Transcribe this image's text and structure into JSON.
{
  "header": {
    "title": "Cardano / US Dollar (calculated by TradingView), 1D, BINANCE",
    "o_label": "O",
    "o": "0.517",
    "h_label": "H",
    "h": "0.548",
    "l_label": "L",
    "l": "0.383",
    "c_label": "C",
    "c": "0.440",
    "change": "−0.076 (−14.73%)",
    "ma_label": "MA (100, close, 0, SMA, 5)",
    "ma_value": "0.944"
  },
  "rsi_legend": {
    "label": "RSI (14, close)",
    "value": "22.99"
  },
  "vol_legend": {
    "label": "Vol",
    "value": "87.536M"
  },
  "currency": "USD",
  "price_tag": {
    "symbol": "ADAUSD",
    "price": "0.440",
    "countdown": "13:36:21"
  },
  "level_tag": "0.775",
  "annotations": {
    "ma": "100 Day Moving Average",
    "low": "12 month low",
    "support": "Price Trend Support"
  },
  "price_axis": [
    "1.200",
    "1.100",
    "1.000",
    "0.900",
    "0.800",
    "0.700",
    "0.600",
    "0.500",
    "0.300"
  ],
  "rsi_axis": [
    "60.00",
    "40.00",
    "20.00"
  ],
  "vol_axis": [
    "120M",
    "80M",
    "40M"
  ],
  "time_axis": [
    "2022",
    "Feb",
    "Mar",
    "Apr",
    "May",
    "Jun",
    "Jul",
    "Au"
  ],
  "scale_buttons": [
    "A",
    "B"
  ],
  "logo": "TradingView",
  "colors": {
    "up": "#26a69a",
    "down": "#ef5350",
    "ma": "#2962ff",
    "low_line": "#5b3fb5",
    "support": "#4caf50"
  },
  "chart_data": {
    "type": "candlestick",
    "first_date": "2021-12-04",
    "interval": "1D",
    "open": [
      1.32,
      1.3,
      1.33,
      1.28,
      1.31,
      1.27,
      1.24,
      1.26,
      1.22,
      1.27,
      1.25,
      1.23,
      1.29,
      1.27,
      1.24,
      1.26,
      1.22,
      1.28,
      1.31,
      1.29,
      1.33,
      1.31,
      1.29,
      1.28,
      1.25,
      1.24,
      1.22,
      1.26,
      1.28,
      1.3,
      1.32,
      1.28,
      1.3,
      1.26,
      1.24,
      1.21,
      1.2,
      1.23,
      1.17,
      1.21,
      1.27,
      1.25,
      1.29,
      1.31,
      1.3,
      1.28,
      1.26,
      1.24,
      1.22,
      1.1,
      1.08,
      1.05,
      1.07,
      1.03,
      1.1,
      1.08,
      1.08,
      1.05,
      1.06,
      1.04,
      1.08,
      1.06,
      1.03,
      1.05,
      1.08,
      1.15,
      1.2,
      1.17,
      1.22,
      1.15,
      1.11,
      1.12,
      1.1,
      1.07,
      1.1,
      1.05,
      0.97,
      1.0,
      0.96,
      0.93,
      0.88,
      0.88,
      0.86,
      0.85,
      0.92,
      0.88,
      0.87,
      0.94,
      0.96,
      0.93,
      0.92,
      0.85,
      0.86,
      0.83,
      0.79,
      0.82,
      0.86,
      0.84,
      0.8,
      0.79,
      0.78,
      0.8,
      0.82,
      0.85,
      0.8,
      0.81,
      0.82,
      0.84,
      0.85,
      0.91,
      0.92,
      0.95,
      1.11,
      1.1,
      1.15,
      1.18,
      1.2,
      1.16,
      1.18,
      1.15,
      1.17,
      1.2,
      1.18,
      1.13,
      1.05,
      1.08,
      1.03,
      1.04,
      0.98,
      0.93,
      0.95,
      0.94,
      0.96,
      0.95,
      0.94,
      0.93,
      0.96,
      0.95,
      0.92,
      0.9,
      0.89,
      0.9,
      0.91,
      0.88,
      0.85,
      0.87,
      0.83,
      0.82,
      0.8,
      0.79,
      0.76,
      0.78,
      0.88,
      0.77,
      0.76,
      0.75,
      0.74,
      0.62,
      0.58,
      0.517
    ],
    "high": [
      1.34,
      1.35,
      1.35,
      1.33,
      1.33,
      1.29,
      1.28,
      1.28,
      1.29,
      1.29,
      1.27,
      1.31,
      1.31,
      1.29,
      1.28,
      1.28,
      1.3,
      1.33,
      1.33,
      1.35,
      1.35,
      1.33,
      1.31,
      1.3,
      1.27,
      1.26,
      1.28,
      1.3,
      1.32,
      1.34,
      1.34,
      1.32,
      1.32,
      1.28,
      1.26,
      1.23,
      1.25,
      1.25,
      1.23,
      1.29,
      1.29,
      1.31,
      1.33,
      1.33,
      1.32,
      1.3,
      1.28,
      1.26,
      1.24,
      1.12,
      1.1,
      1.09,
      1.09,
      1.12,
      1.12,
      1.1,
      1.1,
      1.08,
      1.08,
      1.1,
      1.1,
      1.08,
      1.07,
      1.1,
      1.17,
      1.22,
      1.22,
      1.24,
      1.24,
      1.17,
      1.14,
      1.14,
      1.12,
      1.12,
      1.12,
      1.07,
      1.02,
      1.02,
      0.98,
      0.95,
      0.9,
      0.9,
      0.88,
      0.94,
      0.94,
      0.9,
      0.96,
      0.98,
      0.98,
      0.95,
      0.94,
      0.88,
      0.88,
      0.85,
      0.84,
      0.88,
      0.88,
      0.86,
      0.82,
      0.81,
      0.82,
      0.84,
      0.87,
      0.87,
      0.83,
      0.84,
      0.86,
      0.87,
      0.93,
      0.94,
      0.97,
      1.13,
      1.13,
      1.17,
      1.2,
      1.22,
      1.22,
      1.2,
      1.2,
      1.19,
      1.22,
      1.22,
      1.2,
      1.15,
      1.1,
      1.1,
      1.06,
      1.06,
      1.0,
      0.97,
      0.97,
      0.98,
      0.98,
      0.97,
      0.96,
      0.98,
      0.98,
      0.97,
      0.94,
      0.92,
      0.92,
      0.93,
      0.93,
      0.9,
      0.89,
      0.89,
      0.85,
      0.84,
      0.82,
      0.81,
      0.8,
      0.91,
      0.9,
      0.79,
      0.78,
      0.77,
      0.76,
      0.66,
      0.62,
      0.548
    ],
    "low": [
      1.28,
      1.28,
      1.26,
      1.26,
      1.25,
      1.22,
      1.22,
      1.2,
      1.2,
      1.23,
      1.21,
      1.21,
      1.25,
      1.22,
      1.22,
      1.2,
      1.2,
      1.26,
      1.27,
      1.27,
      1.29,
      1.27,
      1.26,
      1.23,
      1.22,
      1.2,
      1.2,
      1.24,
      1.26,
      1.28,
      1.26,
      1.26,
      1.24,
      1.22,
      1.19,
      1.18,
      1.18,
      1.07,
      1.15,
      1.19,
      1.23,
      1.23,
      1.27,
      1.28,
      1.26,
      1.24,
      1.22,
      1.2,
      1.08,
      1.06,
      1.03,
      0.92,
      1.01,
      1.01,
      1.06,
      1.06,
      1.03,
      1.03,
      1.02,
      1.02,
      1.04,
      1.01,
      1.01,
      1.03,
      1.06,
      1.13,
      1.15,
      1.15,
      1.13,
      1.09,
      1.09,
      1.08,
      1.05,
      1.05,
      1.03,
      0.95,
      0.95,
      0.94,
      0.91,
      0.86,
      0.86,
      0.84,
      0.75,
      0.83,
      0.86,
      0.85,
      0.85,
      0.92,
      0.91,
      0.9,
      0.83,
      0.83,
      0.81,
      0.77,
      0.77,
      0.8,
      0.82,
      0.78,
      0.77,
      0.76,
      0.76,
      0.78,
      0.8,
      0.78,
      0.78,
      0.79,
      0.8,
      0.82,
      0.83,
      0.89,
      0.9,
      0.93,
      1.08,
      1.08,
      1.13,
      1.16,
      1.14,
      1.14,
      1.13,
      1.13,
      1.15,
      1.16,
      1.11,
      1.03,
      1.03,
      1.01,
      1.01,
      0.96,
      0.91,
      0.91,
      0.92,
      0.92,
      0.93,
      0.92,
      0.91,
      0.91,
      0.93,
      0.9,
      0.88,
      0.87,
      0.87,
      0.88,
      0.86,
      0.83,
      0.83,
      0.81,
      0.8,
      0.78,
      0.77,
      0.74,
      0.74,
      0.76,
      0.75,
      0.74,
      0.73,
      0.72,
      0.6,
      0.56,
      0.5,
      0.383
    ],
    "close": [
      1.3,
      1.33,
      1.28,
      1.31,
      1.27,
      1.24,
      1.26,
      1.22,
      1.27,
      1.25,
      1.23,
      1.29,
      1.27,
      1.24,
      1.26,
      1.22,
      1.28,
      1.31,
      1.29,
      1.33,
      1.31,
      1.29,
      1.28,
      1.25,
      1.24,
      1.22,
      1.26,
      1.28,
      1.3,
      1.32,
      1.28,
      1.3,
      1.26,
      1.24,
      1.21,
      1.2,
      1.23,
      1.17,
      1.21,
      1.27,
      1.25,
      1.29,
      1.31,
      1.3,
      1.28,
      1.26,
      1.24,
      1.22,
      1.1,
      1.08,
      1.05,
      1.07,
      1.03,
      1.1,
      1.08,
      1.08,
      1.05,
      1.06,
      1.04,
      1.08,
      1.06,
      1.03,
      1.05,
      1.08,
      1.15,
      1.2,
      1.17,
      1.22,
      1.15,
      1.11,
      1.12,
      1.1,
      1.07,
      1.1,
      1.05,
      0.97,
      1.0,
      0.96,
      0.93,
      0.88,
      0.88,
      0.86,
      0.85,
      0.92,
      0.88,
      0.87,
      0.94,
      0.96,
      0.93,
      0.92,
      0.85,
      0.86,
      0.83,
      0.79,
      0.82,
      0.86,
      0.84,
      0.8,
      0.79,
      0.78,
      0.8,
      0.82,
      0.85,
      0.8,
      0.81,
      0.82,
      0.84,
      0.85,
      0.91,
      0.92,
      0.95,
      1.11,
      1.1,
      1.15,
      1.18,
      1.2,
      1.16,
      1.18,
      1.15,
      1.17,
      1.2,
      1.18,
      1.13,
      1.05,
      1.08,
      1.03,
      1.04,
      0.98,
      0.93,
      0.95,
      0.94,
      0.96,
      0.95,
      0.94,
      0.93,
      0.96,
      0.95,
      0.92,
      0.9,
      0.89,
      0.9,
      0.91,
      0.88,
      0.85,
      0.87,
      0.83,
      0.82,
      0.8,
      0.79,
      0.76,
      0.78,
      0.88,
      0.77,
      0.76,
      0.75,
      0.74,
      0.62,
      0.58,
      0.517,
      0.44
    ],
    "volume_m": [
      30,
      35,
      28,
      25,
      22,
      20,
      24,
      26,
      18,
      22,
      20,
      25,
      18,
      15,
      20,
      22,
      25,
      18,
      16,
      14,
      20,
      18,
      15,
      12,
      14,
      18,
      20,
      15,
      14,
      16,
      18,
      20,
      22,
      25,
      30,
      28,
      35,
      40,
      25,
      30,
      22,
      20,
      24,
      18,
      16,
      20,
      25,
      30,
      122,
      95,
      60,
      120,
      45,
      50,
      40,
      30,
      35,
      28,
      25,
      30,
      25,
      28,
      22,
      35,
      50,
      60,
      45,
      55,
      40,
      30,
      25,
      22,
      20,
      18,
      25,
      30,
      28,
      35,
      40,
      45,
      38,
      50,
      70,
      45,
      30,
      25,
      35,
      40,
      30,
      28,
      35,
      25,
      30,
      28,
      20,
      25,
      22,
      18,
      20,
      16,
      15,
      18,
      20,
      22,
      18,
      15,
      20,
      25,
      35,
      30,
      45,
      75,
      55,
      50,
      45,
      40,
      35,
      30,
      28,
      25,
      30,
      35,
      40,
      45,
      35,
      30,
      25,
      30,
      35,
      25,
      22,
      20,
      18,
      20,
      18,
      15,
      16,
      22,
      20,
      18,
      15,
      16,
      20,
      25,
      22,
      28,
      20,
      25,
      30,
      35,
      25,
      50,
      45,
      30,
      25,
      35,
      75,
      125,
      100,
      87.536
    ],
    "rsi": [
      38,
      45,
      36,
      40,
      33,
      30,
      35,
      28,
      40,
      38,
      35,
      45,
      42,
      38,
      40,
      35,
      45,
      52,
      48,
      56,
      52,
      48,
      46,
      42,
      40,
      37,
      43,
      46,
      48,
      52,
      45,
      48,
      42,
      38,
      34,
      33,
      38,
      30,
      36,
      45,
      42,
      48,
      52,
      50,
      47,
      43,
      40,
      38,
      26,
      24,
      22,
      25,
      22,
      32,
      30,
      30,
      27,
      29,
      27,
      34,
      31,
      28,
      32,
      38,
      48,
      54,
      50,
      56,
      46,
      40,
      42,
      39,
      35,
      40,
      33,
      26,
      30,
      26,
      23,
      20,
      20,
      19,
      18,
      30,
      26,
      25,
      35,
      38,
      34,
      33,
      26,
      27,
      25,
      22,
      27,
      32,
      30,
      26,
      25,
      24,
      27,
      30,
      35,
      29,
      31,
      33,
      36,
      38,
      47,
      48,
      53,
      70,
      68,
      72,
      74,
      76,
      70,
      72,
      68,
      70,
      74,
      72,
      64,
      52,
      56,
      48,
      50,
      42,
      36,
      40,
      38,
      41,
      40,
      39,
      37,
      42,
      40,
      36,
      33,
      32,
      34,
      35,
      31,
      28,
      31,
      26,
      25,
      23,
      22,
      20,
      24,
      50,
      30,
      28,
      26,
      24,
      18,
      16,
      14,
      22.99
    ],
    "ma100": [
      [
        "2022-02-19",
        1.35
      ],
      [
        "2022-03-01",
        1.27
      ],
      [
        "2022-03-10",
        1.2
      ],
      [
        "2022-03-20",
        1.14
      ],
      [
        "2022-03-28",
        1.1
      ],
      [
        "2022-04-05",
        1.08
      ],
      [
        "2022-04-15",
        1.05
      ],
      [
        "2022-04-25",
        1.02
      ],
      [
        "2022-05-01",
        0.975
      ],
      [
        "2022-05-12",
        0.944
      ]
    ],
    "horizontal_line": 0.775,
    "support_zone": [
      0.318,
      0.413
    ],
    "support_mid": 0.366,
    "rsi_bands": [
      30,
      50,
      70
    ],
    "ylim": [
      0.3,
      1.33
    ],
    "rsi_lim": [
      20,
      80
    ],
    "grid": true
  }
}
========================================
§ **Goal of the exercise**:
Copy every line of the entries above in which "TradingView" occurs.

§ **Answer below**:
    "title": "Cardano / US Dollar (calculated by TradingView), 1D, BINANCE",
  "logo": "TradingView",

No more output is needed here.